Dataset entries:
=======

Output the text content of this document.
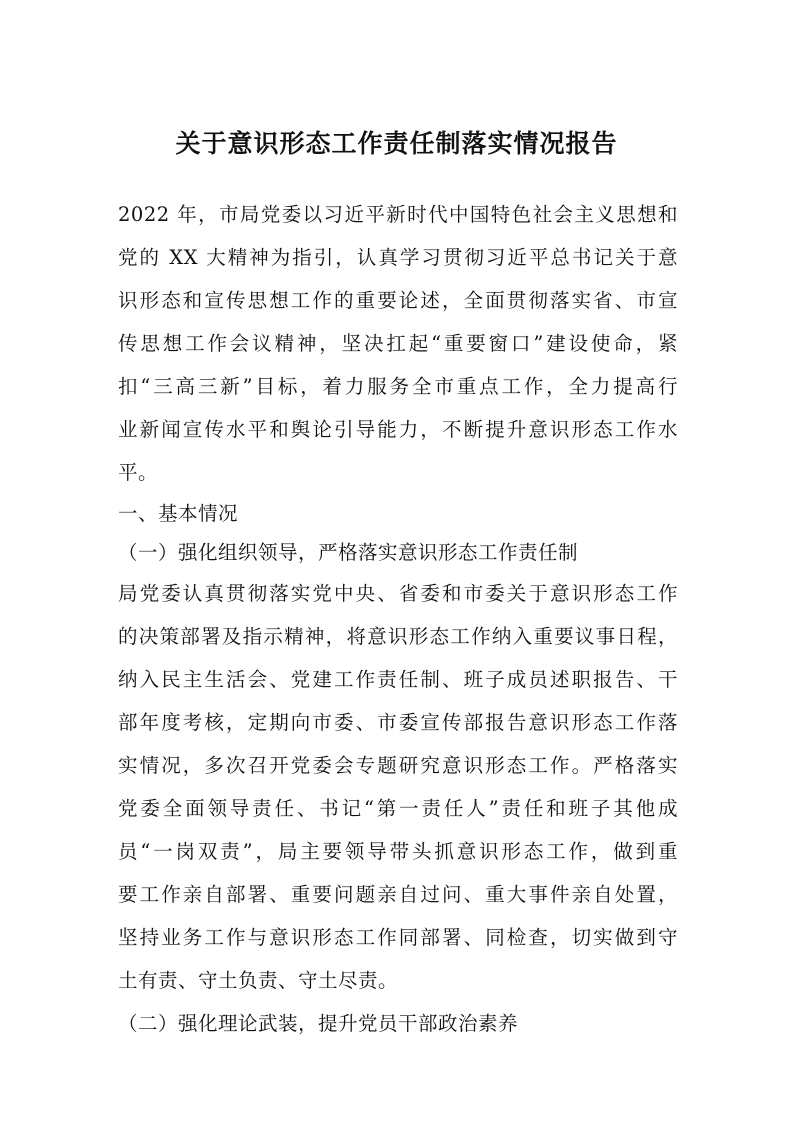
关于意识形态工作责任制落实情况报告
2022 年，市局党委以习近平新时代中国特色社会主义思想和
党的 XX 大精神为指引，认真学习贯彻习近平总书记关于意
识形态和宣传思想工作的重要论述，全面贯彻落实省、市宣
传思想工作会议精神，坚决扛起“重要窗口”建设使命，紧
扣“三高三新”目标，着力服务全市重点工作，全力提高行
业新闻宣传水平和舆论引导能力，不断提升意识形态工作水
平。
一、基本情况
（一）强化组织领导，严格落实意识形态工作责任制
局党委认真贯彻落实党中央、省委和市委关于意识形态工作
的决策部署及指示精神，将意识形态工作纳入重要议事日程，
纳入民主生活会、党建工作责任制、班子成员述职报告、干
部年度考核，定期向市委、市委宣传部报告意识形态工作落
实情况，多次召开党委会专题研究意识形态工作。严格落实
党委全面领导责任、书记“第一责任人”责任和班子其他成
员“一岗双责”，局主要领导带头抓意识形态工作，做到重
要工作亲自部署、重要问题亲自过问、重大事件亲自处置，
坚持业务工作与意识形态工作同部署、同检查，切实做到守
土有责、守土负责、守土尽责。
（二）强化理论武装，提升党员干部政治素养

=======

**Prompt:** Without the pictures, restate each entry exactly.

**Result below:**
Output the text content of this document.
关于意识形态工作责任制落实情况报告
2022 年，市局党委以习近平新时代中国特色社会主义思想和
党的 XX 大精神为指引，认真学习贯彻习近平总书记关于意
识形态和宣传思想工作的重要论述，全面贯彻落实省、市宣
传思想工作会议精神，坚决扛起“重要窗口”建设使命，紧
扣“三高三新”目标，着力服务全市重点工作，全力提高行
业新闻宣传水平和舆论引导能力，不断提升意识形态工作水
平。
一、基本情况
（一）强化组织领导，严格落实意识形态工作责任制
局党委认真贯彻落实党中央、省委和市委关于意识形态工作
的决策部署及指示精神，将意识形态工作纳入重要议事日程，
纳入民主生活会、党建工作责任制、班子成员述职报告、干
部年度考核，定期向市委、市委宣传部报告意识形态工作落
实情况，多次召开党委会专题研究意识形态工作。严格落实
党委全面领导责任、书记“第一责任人”责任和班子其他成
员“一岗双责”，局主要领导带头抓意识形态工作，做到重
要工作亲自部署、重要问题亲自过问、重大事件亲自处置，
坚持业务工作与意识形态工作同部署、同检查，切实做到守
土有责、守土负责、守土尽责。
（二）强化理论武装，提升党员干部政治素养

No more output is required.